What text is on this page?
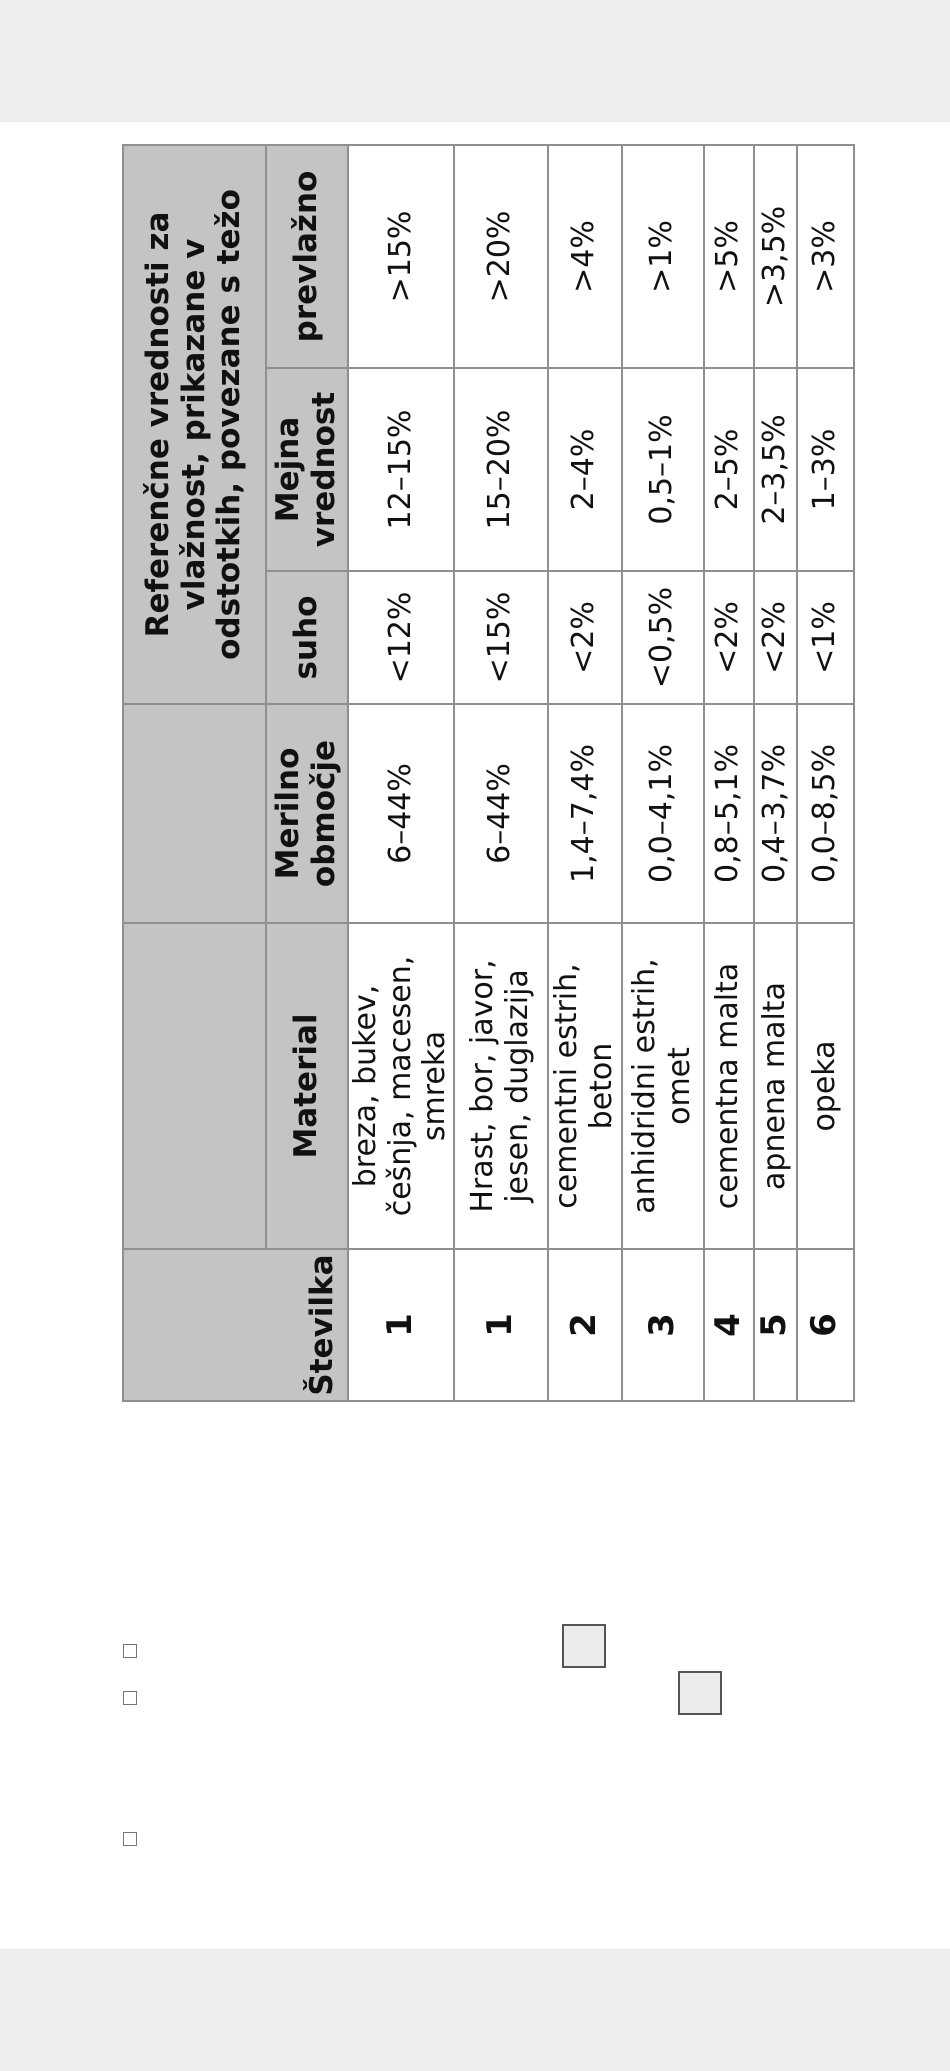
			Referenčne vrednosti za vlažnost, prikazane v odstotkih, povezane s težo		
Številka	Material	Merilno območje	suho	Mejna vrednost	prevlažno
1	breza, bukev, češnja, macesen, smreka	6–44%	<12%	12–15%	>15%
1	Hrast, bor, javor, jesen, duglazija	6–44%	<15%	15–20%	>20%
2	cementni estrih, beton	1,4–7,4%	<2%	2–4%	>4%
3	anhidridni estrih, omet	0,0–4,1%	<0,5%	0,5–1%	>1%
4	cementna malta	0,8–5,1%	<2%	2–5%	>5%
5	apnena malta	0,4–3,7%	<2%	2–3,5%	>3,5%
6	opeka	0,0–8,5%	<1%	1–3%	>3%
------
◆ The problem: State how many lines include the string "malta". Give no other information.

◆ Solution for this exercise: 2